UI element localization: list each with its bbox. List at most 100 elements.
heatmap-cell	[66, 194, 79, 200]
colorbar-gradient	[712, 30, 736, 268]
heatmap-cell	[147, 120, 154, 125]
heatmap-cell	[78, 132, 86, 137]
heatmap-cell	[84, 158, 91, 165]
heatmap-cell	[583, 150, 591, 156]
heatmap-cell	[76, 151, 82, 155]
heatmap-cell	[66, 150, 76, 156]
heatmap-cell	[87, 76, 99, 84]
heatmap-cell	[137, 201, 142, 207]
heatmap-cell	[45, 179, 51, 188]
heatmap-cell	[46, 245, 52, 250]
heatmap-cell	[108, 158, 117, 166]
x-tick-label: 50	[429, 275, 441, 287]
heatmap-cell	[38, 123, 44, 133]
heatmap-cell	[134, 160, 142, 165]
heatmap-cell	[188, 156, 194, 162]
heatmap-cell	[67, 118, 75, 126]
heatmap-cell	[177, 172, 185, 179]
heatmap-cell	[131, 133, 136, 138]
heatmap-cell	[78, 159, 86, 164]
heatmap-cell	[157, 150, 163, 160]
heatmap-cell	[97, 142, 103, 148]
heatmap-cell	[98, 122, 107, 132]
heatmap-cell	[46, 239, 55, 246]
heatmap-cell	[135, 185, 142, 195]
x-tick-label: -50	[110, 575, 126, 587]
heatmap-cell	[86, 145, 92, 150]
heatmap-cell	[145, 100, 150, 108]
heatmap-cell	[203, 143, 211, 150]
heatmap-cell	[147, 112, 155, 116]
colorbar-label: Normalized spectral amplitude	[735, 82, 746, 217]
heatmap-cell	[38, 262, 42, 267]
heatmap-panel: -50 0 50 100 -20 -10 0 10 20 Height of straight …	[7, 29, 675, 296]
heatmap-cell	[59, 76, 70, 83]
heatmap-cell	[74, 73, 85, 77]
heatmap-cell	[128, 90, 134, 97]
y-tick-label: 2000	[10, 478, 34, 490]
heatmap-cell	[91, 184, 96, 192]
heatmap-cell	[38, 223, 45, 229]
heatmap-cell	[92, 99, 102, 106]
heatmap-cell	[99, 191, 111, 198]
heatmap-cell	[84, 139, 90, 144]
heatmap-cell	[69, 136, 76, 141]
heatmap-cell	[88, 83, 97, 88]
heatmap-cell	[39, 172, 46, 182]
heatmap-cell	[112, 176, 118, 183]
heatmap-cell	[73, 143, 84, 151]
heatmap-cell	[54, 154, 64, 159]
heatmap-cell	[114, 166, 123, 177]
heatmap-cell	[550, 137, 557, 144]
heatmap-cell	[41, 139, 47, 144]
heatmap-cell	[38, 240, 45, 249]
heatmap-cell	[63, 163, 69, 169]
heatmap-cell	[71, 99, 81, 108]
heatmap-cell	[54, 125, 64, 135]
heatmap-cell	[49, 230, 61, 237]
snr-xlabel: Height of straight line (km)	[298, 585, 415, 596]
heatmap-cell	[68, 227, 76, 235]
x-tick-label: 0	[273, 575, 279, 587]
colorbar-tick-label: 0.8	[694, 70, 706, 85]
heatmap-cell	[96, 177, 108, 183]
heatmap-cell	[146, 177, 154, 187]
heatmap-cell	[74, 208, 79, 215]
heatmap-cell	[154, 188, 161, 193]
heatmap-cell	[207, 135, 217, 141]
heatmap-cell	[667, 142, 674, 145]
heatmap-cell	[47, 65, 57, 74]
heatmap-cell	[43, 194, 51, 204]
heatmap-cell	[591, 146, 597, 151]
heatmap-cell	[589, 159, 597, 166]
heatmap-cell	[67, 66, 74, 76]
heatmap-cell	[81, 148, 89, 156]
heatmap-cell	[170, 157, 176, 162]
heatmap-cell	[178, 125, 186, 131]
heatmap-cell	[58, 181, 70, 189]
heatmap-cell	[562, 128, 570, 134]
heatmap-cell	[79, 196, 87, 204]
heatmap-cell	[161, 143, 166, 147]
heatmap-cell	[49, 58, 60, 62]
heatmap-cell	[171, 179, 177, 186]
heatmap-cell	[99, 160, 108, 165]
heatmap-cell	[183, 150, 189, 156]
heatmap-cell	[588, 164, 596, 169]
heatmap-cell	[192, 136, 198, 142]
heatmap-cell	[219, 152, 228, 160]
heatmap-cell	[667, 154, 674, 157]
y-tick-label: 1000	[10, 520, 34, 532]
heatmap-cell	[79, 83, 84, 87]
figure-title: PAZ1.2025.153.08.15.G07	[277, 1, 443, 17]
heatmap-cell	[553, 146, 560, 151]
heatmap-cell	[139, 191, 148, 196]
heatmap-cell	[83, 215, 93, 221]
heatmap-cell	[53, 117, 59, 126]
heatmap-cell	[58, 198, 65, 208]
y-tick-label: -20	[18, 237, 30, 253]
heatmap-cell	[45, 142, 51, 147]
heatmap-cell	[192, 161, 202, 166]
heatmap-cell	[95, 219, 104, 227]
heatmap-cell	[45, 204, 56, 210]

▸ **Written instruction**
Find each line in the entries above that contains the word "Height" and copy those lines out in full.

▸ **Written answer**
heatmap-panel: -50 0 50 100 -20 -10 0 10 20 Height of straight …	[7, 29, 675, 296]
snr-xlabel: Height of straight line (km)	[298, 585, 415, 596]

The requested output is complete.